EXTRACTED DATA -
━━━━━━━━━━━━━━━━━━━━━━━━━━━━━━

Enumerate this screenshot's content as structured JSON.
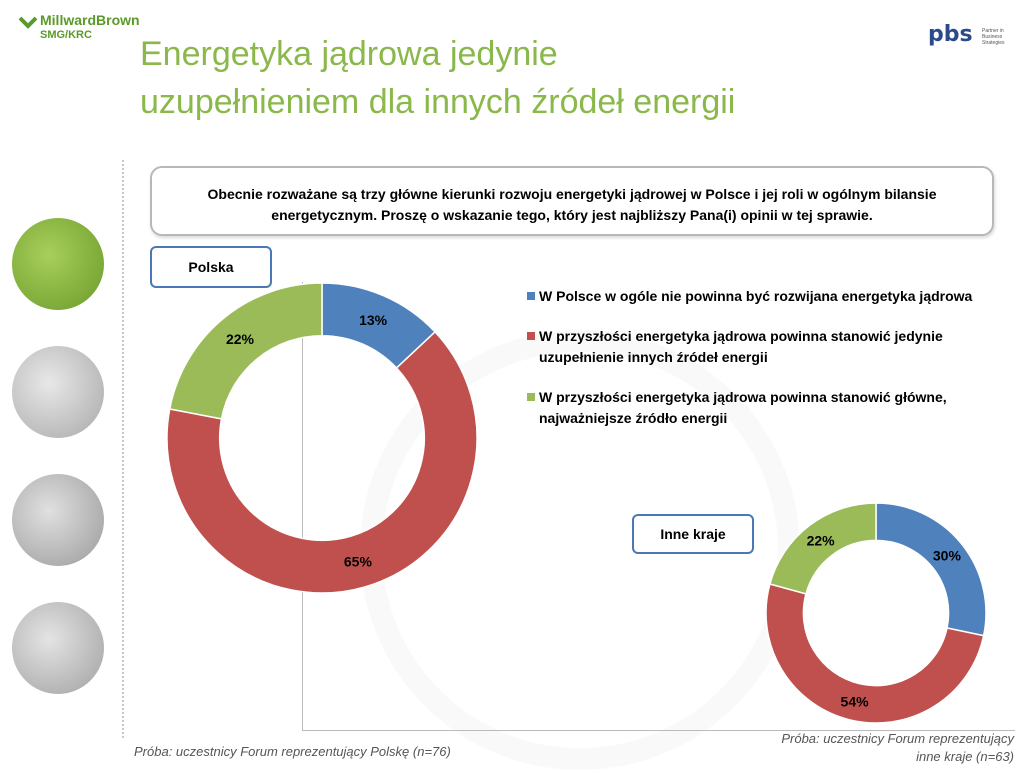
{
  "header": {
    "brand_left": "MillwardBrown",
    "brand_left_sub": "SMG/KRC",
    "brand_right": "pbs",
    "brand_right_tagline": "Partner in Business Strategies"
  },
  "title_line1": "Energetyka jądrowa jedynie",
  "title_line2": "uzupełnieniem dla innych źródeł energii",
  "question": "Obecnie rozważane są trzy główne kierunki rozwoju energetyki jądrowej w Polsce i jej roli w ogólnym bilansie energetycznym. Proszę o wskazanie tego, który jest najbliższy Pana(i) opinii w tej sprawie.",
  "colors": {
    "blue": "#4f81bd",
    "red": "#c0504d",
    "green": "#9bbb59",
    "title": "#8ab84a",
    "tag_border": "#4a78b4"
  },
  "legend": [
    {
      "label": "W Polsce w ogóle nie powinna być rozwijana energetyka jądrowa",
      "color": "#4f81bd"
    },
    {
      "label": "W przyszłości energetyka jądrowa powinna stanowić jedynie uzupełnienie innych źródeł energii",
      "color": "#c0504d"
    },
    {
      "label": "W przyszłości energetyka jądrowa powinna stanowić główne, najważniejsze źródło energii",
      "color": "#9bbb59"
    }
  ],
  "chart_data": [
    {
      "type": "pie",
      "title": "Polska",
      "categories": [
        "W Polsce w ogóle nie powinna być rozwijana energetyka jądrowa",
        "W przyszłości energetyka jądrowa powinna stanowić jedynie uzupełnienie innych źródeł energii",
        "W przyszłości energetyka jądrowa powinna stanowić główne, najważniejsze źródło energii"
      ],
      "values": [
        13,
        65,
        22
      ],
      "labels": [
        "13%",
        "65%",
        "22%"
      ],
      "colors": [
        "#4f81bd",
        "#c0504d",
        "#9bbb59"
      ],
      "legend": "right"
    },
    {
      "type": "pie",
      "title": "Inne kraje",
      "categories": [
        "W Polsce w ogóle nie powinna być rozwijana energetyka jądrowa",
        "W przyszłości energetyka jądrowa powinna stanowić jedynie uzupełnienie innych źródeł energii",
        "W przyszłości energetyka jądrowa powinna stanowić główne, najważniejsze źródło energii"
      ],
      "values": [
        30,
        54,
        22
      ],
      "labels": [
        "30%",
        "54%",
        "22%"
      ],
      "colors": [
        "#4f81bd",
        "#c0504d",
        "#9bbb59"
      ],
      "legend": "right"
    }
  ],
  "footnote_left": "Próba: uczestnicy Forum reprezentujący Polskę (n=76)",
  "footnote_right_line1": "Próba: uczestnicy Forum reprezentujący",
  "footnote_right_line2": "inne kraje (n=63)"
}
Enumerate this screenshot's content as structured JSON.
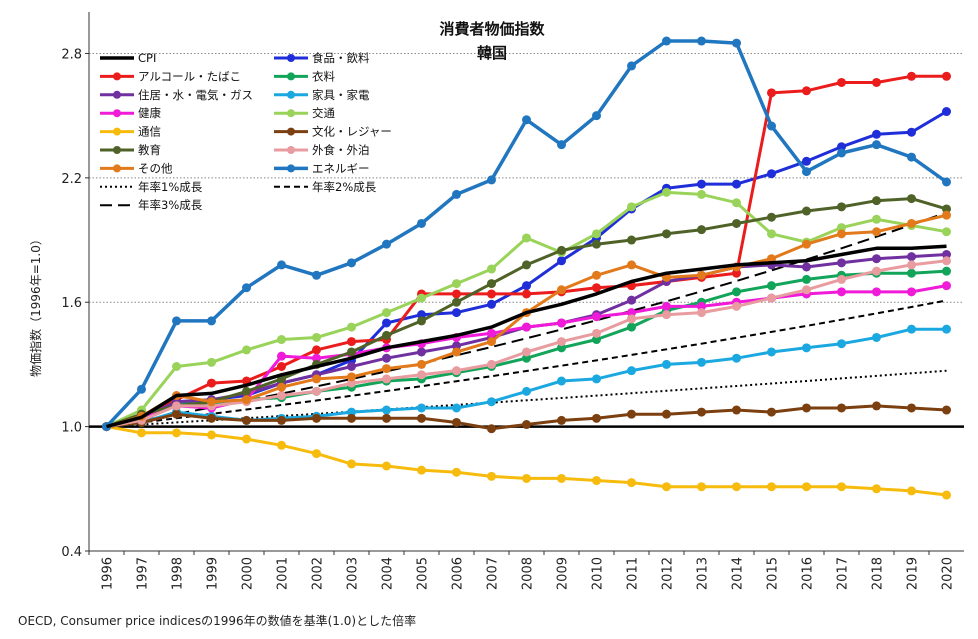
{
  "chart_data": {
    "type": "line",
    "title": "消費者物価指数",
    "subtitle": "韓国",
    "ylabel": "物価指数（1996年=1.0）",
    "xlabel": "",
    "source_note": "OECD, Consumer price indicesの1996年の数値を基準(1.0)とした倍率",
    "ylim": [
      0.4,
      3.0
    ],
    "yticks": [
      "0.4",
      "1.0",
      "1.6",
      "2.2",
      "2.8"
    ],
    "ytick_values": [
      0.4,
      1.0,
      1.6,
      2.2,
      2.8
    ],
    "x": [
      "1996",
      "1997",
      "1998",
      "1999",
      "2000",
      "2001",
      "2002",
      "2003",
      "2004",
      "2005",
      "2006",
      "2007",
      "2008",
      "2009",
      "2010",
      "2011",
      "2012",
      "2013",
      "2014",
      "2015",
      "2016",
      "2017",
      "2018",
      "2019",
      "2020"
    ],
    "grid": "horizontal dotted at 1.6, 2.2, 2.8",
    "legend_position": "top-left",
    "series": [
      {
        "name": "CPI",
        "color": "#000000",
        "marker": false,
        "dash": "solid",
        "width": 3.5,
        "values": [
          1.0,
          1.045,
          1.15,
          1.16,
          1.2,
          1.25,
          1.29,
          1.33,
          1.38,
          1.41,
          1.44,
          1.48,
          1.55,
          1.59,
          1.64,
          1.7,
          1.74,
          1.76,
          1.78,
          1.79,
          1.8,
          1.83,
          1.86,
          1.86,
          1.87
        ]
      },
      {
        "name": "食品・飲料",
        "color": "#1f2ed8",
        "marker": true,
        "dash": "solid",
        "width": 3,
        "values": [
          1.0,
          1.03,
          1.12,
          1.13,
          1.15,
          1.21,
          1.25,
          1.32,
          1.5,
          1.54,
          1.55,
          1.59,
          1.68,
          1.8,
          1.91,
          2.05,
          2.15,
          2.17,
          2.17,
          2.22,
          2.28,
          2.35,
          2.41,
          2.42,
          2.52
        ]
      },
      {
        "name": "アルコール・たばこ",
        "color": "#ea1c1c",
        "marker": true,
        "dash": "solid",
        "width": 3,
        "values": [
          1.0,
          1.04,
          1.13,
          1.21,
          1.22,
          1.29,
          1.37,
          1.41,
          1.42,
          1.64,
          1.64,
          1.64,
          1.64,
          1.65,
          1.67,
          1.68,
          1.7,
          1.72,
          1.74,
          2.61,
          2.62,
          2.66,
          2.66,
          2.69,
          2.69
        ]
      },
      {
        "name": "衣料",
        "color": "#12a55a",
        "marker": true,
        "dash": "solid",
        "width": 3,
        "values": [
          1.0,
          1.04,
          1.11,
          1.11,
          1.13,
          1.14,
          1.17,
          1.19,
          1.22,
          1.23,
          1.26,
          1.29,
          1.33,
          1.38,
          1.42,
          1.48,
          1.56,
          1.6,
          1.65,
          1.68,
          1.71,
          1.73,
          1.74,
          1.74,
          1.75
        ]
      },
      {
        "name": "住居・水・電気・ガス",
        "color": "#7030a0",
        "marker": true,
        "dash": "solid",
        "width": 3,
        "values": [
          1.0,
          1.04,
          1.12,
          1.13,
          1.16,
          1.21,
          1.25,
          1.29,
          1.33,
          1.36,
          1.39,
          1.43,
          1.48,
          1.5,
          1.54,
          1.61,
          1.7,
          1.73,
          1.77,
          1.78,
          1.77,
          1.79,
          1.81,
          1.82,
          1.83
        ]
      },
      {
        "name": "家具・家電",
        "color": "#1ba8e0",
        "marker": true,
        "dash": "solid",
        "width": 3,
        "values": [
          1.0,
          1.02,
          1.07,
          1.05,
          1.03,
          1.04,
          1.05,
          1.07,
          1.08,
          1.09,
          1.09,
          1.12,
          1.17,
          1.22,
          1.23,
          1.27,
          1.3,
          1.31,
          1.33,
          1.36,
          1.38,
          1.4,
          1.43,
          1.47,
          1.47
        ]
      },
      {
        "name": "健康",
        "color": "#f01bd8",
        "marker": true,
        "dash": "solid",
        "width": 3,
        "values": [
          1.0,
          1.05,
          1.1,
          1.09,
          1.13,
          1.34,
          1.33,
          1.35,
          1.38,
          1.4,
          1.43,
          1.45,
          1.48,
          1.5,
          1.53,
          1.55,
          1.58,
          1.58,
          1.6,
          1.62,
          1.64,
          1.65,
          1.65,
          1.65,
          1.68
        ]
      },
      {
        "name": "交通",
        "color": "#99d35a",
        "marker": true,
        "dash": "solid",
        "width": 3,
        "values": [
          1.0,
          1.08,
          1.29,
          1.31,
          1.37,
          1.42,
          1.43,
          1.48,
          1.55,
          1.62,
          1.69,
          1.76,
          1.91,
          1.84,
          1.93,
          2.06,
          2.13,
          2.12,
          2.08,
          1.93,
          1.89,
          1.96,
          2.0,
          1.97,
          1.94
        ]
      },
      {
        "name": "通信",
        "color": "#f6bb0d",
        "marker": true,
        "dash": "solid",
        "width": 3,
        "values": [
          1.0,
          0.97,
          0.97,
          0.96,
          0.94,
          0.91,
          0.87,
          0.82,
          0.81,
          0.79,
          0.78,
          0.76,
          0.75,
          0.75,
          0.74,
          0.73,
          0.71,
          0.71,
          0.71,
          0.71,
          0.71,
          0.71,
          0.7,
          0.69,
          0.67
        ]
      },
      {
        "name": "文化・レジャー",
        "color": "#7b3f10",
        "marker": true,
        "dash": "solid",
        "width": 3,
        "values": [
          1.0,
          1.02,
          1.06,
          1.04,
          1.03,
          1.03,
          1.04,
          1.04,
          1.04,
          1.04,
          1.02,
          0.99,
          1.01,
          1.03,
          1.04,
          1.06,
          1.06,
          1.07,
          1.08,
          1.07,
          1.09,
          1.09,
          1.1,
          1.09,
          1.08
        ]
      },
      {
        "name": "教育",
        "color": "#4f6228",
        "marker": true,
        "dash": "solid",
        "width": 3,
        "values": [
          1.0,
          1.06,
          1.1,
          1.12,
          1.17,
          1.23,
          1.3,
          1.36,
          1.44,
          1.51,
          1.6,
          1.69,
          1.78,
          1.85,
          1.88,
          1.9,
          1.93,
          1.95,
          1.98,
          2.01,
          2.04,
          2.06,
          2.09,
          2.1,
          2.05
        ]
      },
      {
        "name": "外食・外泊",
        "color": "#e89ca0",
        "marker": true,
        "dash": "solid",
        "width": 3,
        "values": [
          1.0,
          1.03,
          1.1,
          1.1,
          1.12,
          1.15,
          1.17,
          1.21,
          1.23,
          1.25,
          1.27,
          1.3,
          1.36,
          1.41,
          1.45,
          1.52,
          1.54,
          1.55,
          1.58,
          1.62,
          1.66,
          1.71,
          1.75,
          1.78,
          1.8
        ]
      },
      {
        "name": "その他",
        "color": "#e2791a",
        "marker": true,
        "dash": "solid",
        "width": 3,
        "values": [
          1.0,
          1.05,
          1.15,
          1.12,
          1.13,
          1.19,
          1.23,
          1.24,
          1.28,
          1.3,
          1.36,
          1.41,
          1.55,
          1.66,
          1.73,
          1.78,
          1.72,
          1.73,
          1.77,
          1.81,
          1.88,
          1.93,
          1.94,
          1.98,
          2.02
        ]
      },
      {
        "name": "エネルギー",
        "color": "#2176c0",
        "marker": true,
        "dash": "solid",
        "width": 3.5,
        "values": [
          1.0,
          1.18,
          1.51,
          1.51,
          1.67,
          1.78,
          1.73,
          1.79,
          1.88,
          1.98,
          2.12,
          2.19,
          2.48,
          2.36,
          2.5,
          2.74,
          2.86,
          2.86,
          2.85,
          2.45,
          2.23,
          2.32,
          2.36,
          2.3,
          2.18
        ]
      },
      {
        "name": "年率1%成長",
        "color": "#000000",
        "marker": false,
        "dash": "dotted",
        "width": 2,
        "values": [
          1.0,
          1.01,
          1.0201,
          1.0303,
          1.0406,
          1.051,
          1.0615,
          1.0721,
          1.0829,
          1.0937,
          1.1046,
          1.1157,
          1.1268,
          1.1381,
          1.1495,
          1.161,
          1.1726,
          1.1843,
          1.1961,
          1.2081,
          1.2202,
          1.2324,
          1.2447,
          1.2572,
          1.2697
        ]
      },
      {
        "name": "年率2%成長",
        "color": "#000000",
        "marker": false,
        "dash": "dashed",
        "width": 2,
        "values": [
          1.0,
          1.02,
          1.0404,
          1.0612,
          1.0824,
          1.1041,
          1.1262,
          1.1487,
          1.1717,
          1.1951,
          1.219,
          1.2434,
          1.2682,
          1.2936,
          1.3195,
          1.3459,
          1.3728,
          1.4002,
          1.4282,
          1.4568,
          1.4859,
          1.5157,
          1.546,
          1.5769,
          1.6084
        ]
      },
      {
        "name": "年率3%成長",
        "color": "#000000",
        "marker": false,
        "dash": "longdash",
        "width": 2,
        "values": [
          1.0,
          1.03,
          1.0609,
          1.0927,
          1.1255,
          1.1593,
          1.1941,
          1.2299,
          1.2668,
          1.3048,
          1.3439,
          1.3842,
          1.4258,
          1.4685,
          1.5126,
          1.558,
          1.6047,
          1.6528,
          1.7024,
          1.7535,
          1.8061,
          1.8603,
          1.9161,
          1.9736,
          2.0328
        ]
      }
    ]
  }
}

━━━━━━━━━━━━━━━━━━━━━━━━━━━━━━

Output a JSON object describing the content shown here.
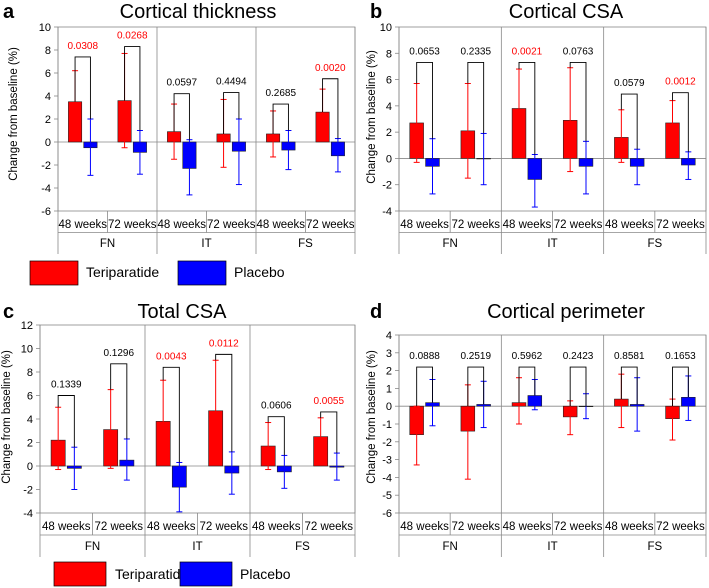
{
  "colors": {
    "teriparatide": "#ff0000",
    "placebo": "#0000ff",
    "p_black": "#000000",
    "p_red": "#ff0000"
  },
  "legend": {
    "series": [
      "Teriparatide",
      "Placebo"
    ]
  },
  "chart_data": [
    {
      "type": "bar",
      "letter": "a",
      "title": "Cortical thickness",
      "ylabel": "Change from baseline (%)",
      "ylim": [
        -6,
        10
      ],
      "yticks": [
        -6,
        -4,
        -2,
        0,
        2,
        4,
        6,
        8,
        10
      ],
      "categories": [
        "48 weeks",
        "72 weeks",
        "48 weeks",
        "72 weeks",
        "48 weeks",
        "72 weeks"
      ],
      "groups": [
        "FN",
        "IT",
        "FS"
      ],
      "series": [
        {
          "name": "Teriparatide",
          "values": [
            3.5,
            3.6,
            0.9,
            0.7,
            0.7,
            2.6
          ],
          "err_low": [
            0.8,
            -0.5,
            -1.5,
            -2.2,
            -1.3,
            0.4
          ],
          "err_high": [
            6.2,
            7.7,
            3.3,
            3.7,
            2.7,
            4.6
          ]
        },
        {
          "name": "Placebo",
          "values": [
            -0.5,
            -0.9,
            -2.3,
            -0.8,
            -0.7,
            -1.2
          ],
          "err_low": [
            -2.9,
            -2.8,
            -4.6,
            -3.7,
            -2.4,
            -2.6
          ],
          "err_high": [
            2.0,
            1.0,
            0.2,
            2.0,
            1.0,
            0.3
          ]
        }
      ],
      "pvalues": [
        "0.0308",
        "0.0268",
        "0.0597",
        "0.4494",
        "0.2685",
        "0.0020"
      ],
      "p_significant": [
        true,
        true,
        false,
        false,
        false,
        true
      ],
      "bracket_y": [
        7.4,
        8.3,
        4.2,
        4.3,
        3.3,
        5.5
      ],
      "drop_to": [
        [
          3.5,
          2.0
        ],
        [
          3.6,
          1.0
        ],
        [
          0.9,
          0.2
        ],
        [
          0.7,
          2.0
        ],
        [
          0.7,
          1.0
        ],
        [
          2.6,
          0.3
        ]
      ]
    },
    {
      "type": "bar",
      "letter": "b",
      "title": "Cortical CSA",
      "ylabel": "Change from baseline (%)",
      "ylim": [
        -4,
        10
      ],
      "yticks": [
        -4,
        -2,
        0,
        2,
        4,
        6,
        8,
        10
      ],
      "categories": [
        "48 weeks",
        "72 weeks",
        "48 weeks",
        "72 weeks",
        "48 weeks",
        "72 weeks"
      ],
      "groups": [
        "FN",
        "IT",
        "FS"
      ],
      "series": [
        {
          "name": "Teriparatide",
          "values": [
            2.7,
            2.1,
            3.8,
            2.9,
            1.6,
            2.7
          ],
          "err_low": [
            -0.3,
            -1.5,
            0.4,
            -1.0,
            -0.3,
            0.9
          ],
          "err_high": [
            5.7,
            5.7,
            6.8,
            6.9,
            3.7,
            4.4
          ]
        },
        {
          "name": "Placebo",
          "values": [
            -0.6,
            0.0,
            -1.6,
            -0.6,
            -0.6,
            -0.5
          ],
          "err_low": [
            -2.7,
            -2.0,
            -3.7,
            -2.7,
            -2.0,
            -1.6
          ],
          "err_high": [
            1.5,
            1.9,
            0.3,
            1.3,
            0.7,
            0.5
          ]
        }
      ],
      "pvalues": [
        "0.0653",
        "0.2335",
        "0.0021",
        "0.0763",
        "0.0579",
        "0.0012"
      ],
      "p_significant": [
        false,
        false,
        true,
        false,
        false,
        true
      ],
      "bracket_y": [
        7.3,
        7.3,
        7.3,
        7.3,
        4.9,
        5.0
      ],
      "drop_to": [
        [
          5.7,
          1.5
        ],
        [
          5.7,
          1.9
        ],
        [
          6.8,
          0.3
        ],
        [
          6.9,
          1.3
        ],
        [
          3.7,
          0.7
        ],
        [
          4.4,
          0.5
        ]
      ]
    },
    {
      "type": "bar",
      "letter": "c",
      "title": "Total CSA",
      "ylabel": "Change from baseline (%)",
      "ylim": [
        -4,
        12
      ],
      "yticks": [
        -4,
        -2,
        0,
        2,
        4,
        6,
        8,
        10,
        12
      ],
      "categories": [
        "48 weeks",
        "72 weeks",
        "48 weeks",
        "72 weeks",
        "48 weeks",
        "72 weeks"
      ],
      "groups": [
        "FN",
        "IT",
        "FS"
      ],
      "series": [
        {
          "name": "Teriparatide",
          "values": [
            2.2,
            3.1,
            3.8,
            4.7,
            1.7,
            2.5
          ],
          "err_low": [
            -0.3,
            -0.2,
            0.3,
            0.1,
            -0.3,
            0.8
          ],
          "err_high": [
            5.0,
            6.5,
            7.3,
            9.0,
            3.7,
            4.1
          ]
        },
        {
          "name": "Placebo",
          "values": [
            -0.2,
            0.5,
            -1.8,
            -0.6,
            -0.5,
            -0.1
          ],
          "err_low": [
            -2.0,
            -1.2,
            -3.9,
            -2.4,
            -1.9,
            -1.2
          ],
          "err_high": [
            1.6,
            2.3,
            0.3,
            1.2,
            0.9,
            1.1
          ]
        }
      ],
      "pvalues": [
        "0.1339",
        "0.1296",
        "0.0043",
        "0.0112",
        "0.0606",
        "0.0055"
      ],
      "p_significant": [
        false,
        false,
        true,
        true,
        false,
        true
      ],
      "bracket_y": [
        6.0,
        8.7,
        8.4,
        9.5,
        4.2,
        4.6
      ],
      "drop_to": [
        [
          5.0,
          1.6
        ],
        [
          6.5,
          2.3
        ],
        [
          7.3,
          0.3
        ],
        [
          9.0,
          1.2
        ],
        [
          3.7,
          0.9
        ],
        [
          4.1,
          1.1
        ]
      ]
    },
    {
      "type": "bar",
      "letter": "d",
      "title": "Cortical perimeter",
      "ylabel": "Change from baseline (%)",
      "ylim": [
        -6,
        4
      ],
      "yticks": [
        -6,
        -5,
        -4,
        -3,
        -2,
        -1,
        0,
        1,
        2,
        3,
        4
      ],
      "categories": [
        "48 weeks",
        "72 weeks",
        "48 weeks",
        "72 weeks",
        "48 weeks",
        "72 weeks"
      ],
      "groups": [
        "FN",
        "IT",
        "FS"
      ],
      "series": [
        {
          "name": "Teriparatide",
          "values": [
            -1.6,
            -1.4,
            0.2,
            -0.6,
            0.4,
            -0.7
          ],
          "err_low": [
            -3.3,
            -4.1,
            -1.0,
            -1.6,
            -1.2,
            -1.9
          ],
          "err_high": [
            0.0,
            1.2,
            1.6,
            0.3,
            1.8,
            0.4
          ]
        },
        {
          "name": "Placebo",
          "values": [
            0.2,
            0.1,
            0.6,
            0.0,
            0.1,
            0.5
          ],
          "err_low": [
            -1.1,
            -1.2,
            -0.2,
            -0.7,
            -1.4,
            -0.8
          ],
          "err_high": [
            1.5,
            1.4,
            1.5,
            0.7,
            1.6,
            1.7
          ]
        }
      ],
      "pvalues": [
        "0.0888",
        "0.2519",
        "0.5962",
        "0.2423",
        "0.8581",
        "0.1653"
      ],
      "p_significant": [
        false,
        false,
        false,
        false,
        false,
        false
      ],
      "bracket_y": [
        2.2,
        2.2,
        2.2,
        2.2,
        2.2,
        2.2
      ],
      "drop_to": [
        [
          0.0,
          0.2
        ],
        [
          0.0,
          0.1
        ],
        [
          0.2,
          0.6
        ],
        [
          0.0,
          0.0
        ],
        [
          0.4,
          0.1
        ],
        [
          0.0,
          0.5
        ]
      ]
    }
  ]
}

━━━━━━━━━━━━━━━━━━━━━━━━━━━━━━

SET EXERCISE - Extract every line above containing the word "Cortical".

THE RESPONSE -
      "title": "Cortical thickness",
      "title": "Cortical CSA",
      "title": "Cortical perimeter",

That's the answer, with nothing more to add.